Go through the listing below and gather every line with the word "iniciativas".

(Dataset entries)
(begin)

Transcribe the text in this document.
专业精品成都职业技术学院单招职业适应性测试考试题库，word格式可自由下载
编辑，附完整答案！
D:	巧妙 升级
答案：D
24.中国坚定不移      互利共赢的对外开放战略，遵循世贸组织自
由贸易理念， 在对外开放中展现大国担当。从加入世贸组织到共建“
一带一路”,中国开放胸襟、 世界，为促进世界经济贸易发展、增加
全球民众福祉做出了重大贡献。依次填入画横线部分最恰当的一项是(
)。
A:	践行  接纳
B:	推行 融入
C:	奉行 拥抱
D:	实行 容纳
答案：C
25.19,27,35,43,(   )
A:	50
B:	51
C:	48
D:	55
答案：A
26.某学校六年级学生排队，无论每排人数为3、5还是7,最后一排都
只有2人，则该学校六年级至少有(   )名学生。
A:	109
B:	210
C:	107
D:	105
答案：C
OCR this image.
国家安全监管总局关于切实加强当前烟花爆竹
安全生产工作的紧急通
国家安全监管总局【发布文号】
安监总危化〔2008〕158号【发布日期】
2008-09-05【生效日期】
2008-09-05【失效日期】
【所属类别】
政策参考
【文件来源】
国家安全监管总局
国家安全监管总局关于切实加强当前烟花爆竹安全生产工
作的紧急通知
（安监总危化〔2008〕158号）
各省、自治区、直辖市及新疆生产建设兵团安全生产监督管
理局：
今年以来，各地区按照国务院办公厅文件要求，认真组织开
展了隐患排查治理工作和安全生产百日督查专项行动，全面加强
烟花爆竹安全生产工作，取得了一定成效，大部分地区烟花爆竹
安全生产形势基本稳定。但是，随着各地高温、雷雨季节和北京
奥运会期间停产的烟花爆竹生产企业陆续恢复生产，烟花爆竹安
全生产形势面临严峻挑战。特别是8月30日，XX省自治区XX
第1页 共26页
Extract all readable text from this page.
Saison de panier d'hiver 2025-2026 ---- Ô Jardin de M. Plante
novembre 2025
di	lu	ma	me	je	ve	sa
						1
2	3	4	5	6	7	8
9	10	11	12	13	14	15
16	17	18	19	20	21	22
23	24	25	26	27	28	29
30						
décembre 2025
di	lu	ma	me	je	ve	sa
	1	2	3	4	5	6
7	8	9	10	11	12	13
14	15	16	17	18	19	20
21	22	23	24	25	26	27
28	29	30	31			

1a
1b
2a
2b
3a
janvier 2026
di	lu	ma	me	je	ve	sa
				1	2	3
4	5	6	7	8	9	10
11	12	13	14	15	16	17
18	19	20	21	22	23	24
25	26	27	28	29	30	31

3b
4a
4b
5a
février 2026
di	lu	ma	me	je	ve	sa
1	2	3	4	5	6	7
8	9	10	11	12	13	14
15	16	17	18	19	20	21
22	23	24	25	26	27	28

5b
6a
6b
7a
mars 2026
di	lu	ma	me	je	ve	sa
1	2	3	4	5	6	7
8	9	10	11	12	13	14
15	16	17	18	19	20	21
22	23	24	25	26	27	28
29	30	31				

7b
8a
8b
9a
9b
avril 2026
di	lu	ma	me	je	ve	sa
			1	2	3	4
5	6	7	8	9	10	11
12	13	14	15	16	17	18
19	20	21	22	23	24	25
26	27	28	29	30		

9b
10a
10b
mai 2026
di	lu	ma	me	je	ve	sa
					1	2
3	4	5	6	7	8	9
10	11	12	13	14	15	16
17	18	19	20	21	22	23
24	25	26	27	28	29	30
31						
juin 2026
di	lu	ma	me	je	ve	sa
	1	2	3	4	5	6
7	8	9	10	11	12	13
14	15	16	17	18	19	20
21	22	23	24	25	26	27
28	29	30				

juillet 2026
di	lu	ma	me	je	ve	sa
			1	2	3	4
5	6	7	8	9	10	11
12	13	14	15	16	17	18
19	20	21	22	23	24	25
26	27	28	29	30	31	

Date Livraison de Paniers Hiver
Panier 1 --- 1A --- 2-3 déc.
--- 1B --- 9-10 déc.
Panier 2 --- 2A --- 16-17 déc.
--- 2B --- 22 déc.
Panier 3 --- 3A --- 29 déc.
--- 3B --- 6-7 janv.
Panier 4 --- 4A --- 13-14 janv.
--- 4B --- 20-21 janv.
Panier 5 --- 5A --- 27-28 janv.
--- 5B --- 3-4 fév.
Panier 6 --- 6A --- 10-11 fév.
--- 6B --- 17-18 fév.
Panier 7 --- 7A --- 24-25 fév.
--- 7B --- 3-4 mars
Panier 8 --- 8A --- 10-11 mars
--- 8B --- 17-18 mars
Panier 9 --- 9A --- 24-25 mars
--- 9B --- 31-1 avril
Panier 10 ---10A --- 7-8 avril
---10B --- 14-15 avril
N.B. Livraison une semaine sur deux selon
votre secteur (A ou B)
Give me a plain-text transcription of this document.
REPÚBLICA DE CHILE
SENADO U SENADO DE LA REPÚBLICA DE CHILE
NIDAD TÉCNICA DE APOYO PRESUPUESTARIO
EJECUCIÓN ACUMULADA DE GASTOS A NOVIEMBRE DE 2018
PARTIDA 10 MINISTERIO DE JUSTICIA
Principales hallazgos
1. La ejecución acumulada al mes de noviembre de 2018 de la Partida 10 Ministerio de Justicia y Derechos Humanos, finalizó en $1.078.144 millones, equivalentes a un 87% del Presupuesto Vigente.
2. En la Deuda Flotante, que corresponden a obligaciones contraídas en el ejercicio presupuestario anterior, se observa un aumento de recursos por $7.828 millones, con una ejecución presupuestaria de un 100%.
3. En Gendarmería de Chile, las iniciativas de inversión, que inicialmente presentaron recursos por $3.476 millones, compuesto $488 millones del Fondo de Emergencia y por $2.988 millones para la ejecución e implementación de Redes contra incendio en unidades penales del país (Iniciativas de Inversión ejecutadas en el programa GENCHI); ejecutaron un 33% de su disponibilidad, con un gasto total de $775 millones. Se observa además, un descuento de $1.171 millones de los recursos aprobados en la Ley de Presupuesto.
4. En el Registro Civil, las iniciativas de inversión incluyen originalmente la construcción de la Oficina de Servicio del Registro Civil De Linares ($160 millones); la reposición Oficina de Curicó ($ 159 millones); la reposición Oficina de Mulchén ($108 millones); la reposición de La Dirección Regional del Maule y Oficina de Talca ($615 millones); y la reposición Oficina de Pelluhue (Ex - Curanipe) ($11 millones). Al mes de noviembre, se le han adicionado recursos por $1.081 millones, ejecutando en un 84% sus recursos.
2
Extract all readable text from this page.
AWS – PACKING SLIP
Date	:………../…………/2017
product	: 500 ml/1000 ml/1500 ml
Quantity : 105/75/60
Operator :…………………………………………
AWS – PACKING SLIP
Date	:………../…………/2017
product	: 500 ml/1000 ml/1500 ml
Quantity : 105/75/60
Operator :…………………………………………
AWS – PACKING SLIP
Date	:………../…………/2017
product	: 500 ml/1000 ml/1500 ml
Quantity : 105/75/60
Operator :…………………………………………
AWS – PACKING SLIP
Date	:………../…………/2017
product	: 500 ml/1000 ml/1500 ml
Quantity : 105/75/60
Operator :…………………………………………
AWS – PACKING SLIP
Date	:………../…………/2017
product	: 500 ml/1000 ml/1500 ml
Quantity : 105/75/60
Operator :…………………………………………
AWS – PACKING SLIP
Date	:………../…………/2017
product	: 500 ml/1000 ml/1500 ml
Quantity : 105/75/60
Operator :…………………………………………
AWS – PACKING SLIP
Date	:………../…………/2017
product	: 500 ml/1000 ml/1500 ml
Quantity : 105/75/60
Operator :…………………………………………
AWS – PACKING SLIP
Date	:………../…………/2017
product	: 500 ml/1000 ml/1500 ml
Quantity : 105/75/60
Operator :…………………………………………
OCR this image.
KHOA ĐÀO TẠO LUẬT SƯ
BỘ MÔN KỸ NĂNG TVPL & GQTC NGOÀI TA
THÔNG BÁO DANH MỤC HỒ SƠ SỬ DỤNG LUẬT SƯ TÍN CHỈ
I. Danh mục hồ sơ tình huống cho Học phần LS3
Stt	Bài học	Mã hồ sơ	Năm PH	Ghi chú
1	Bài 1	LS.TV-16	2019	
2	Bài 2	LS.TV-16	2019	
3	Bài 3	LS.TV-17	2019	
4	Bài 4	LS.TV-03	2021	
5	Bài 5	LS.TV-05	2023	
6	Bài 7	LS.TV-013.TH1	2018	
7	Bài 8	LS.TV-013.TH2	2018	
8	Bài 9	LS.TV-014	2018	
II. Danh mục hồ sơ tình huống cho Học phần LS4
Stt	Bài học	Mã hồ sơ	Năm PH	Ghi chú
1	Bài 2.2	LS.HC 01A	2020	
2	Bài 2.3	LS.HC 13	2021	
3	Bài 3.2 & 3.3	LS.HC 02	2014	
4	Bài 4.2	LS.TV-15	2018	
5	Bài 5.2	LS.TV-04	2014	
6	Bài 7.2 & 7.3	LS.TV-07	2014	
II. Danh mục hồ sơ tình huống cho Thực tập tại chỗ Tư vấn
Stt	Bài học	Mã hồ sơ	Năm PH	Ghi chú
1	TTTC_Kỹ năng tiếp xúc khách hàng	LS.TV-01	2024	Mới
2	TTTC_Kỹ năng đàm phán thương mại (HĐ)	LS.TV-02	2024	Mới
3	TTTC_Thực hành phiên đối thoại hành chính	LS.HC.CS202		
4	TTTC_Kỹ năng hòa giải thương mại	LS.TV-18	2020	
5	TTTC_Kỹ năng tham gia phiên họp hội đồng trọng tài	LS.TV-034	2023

(end)

- The reply
3. En Gendarmería de Chile, las iniciativas de inversión, que inicialmente presentaron recursos por $3.476 millones, compuesto $488 millones del Fondo de Emergencia y por $2.988 millones para la ejecución e implementación de Redes contra incendio en unidades penales del país (Iniciativas de Inversión ejecutadas en el programa GENCHI); ejecutaron un 33% de su disponibilidad, con un gasto total de $775 millones. Se observa además, un descuento de $1.171 millones de los recursos aprobados en la Ley de Presupuesto.
4. En el Registro Civil, las iniciativas de inversión incluyen originalmente la construcción de la Oficina de Servicio del Registro Civil De Linares ($160 millones); la reposición Oficina de Curicó ($ 159 millones); la reposición Oficina de Mulchén ($108 millones); la reposición de La Dirección Regional del Maule y Oficina de Talca ($615 millones); y la reposición Oficina de Pelluhue (Ex - Curanipe) ($11 millones). Al mes de noviembre, se le han adicionado recursos por $1.081 millones, ejecutando en un 84% sus recursos.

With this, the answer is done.